# [Prompt]
For each line that holds "name", copy the line out.

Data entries
========================

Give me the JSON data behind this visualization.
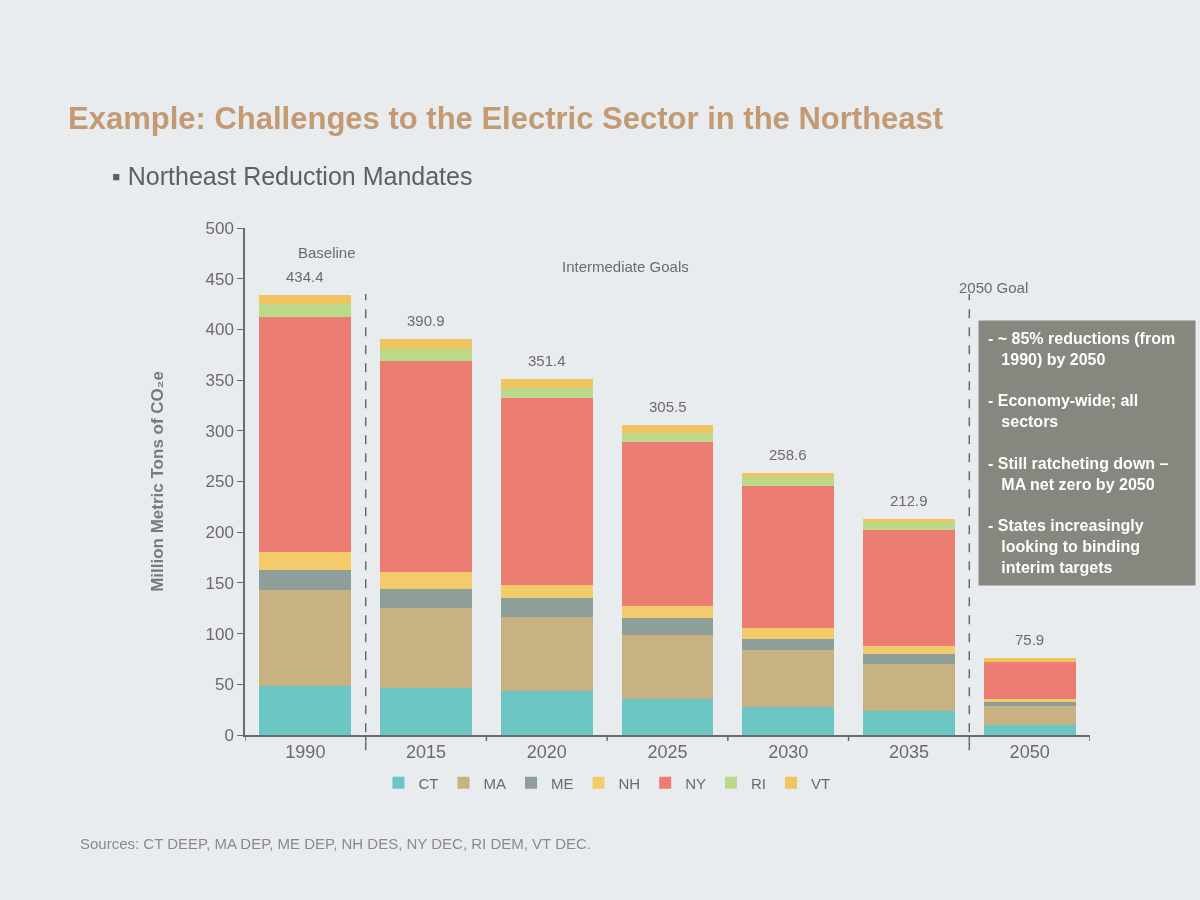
{
  "chart_data": {
    "type": "bar",
    "stacked": true,
    "title": "Example: Challenges to the Electric Sector in the Northeast",
    "subtitle": "▪ Northeast Reduction Mandates",
    "ylabel": "Million Metric Tons of CO₂e",
    "categories": [
      "1990",
      "2015",
      "2020",
      "2025",
      "2030",
      "2035",
      "2050"
    ],
    "series": [
      {
        "name": "CT",
        "color": "#6cc6c4",
        "values": [
          48,
          46,
          43,
          36,
          28,
          24,
          10
        ]
      },
      {
        "name": "MA",
        "color": "#c8b282",
        "values": [
          95,
          79,
          73,
          63,
          56,
          46,
          19
        ]
      },
      {
        "name": "ME",
        "color": "#8e9e99",
        "values": [
          20,
          19,
          19,
          16,
          11,
          10,
          4
        ]
      },
      {
        "name": "NH",
        "color": "#f3cb6a",
        "values": [
          17,
          17,
          13,
          12,
          11,
          8,
          3
        ]
      },
      {
        "name": "NY",
        "color": "#ec7d72",
        "values": [
          232.4,
          207.9,
          184.4,
          161.5,
          139.6,
          113.9,
          35.9
        ]
      },
      {
        "name": "RI",
        "color": "#bcd88a",
        "values": [
          13,
          12,
          10,
          9,
          9,
          8,
          null
        ]
      },
      {
        "name": "VT",
        "color": "#f0c45e",
        "values": [
          9,
          10,
          9,
          8,
          4,
          3,
          4
        ]
      }
    ],
    "totals": [
      "434.4",
      "390.9",
      "351.4",
      "305.5",
      "258.6",
      "212.9",
      "75.9"
    ],
    "ylim": [
      0,
      500
    ],
    "yticks": [
      0,
      50,
      100,
      150,
      200,
      250,
      300,
      350,
      400,
      450,
      500
    ],
    "grid": false,
    "legend": "bottom",
    "annotations": [
      "Baseline",
      "Intermediate Goals",
      "2050 Goal",
      "- ~ 85% reductions (from 1990) by 2050",
      "- Economy-wide; all sectors",
      "- Still ratcheting down – MA net zero by 2050",
      "- States increasingly looking to binding interim targets",
      "Sources: CT DEEP, MA DEP, ME DEP, NH DES, NY DEC, RI DEM, VT DEC."
    ]
  }
}
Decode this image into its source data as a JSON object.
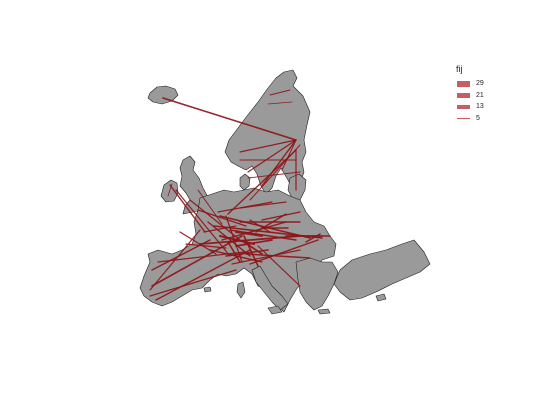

========================

# [Output of the exercise]
        "name": "CT",
        "name": "MA",
        "name": "ME",
        "name": "NH",
        "name": "NY",
        "name": "RI",
        "name": "VT",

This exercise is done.